Task statement ->
Search the material for the string "need" and copy each line where it occurs.

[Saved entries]
____________

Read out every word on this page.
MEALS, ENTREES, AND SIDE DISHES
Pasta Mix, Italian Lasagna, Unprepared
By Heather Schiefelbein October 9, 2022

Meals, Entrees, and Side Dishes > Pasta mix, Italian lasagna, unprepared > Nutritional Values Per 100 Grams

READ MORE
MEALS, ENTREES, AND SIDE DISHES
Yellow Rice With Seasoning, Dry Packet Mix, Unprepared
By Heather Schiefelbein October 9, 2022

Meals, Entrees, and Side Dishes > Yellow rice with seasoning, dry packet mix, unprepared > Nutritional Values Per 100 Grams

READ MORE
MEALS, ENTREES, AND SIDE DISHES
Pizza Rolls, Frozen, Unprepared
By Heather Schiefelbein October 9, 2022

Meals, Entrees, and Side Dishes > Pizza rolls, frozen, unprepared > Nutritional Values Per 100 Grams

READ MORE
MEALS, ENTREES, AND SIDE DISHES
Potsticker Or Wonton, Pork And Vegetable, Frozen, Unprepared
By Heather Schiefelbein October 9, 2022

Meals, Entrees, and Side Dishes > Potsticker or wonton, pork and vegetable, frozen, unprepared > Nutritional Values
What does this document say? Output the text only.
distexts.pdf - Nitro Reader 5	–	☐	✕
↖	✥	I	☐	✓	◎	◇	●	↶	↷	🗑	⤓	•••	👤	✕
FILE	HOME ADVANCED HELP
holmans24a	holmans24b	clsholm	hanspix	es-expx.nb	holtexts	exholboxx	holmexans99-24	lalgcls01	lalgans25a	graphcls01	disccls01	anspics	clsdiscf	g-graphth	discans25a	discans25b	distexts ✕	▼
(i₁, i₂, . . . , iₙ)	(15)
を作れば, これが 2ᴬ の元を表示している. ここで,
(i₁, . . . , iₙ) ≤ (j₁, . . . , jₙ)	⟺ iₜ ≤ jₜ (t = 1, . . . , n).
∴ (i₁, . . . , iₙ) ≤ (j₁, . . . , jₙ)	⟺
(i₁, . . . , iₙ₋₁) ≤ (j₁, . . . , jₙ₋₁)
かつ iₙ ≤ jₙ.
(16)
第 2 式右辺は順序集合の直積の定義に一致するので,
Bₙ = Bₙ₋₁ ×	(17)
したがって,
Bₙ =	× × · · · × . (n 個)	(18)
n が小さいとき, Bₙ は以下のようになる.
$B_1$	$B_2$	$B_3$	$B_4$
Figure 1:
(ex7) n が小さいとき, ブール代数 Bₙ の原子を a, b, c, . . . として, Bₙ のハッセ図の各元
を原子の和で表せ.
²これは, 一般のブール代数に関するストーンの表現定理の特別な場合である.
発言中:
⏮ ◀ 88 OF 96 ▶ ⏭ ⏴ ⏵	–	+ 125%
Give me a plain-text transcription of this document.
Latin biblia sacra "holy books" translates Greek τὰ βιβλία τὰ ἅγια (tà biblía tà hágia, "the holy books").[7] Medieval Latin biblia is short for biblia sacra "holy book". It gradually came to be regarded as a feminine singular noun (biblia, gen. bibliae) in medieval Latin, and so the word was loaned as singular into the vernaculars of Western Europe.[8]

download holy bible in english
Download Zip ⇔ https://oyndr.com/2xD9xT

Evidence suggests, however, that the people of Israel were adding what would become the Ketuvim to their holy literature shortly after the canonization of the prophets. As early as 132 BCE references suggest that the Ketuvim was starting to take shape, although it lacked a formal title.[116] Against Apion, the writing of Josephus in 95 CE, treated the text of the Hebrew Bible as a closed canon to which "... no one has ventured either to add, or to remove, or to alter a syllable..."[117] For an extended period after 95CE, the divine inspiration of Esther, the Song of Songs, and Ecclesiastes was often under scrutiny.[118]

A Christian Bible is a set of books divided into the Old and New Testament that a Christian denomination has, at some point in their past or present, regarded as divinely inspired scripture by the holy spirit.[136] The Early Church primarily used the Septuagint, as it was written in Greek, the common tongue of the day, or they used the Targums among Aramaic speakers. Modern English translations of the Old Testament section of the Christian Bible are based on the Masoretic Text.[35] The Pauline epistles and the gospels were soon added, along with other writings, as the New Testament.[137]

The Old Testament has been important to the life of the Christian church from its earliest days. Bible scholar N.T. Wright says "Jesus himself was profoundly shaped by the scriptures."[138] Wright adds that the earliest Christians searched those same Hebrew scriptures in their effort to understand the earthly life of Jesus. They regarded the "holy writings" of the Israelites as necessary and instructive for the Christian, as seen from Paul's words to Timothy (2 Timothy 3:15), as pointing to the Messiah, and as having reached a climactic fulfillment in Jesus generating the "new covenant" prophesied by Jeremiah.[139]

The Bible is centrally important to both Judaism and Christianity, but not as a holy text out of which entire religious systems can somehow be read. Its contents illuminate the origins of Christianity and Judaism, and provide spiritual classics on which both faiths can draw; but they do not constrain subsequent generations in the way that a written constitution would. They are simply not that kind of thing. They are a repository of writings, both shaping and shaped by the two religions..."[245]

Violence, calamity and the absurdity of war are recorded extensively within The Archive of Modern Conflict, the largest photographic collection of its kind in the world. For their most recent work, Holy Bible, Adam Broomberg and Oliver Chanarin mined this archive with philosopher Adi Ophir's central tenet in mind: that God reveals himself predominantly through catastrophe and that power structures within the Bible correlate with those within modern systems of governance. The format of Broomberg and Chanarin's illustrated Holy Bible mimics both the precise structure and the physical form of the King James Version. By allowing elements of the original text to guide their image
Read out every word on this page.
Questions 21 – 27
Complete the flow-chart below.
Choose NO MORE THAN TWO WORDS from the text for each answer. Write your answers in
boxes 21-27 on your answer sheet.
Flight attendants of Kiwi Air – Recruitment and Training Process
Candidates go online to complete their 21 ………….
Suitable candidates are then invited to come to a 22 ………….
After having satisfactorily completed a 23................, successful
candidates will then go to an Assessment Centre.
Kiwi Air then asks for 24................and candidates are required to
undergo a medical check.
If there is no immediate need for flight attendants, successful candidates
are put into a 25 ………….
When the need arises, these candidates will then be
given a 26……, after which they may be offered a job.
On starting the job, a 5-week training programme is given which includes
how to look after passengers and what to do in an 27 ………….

____________

Reply ->
If there is no immediate need for flight attendants, successful candidates
When the need arises, these candidates will then be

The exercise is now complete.